Translate this sentence from the text about old rock records into Spanish: "International Louie Louie Day is held on the birthday of Richard Berry, who wrote the song."

§ TEXT
****
The Rock-A-Teens were a rockabilly sextet from Virginia and Woo-Hoo was their only hit. Everything I’ve read says it came out in ’59, but 1958 is clearly
printed on the label of my Roulette release, but then again it also
states it’s an instrumental. Menacing guitars, heavy percussion, muted screams and a no-fuss pop attitude, sounds like a garage-rock classic to me. Woo-Hoo’s been covered a bunch of times, most notably by The 188.8.131.52’s, whose version was used in Tarantino’s Kill Bill. It’s also been used in adverts to help sell everything from cars and clothes to cars and beer.
The Sheep are three songwriter/producers who also recorded as The Strangeloves, a band with a fictional back-story which involved them being sheep farmers from Australia (of all places!). The Strangeloves had a real hit in 1965 with I Want Candy, but it’s their version of Johnny Otis’s Hand Jive that gets a spin from me from time to time. Hide & Seek is also a cover. It was released in ’62 as Hide & Go Seek by Bunker Hill, with backing from Link Wray And His Ray Men. Although nothing touches the raw power of the original, I do dig this garagey version from ’65. Twelve Months Later is also good value. It has a bit of the Louie Louie about it, which is just fine by me. I haven’t played either of these out yet. I hope to give at least one of them a go when I’m at The Haggerston with PJ from the Dirty Water Club just after Christmas.
Jack Eely – Louie, Louie ’66
Happy International Louie Louie Day! I’m celebrating by posting this cracking version of Louie Louie by the guy who’s vocals helped cement its place in musical history. In 1963 when The Kingsmen recorded the best known version of this party rocker, Jack Ely was the singer. At the time they had no idea it was going to take off the way it did, so Ely left the group to go to college. When their Louie Louie was all over the radio, he tried to rejoin The Kingsmen, but the other members weren’t having it. So he formed his own group and toured as Jack Ely and The Kingsmen until the inevitable lawyer’s letter arrived. His group then became Jack Ely and The Courtmen and produced this single. No prizes for guessing when it was released. I don’t know where the Eely spelling came from, but I’m going with it.
International Louie Louie Day is held on the birthday of Richard Berry, who wrote the song. If you’re in London, you can mark the occasion this year with some like-minded folk and top vinyl DJs at The Haggerston pub. It’s free to get in and sure to be a total blast. All the details are on the Facebook event page. See you there!
****
§ PROVIDED DATA

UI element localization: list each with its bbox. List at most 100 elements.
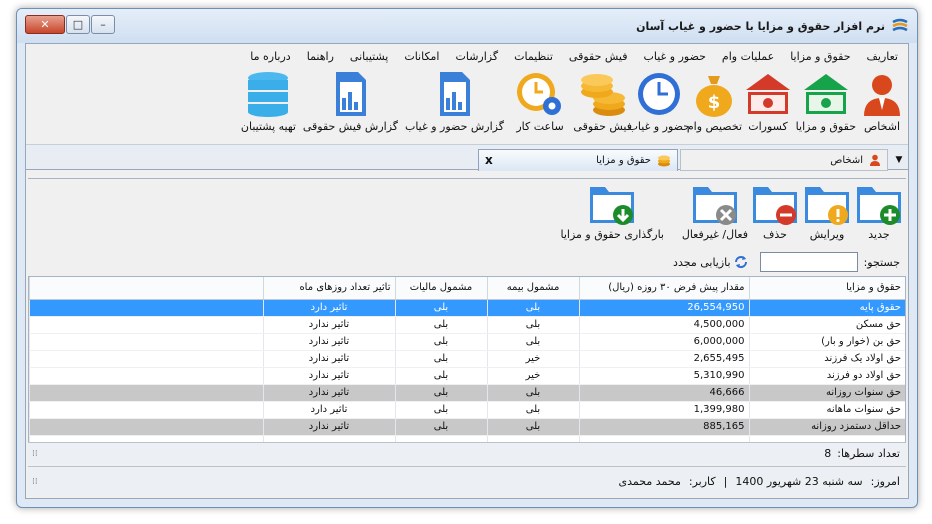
****
§ REPLY
El Día Internacional de Louie Louie se celebra en el cumpleaños de Richard Berry, quien escribió la canción.